§ Directive:
Return all lines with the word "that" in them.

>> Start Information supplied

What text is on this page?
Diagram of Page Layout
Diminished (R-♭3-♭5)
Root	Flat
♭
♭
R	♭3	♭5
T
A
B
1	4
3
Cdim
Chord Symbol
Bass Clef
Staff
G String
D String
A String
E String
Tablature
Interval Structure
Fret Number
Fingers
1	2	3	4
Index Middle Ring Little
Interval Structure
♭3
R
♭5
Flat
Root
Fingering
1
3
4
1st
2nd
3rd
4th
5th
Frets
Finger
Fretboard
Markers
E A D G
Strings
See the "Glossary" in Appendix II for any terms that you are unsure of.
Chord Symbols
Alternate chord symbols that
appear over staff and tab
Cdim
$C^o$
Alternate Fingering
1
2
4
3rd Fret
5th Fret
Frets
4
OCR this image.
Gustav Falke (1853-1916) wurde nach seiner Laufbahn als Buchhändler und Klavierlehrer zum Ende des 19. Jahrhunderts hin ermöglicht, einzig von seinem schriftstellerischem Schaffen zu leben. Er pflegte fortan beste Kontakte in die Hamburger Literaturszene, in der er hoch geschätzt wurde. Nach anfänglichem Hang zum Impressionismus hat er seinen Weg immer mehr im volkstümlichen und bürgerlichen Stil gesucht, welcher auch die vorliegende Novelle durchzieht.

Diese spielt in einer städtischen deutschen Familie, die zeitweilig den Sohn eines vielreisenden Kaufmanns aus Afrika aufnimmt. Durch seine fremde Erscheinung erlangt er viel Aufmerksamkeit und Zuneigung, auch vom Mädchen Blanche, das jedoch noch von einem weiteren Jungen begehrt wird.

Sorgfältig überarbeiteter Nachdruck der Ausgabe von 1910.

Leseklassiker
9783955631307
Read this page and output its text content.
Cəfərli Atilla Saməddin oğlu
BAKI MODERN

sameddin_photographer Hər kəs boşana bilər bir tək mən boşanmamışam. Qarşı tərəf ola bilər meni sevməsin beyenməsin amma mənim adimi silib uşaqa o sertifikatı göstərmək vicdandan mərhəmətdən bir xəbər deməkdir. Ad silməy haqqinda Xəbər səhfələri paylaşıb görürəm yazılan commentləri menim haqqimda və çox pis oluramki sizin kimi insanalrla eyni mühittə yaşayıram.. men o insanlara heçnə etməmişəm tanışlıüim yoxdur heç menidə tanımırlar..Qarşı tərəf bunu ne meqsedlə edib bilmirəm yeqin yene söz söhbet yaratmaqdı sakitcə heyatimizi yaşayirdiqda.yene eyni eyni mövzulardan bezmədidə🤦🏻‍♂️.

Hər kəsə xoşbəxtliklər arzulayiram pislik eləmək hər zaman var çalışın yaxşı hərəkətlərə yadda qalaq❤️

>> End Information supplied

§ Answer:
See the "Glossary" in Appendix II for any terms that you are unsure of.
Alternate chord symbols that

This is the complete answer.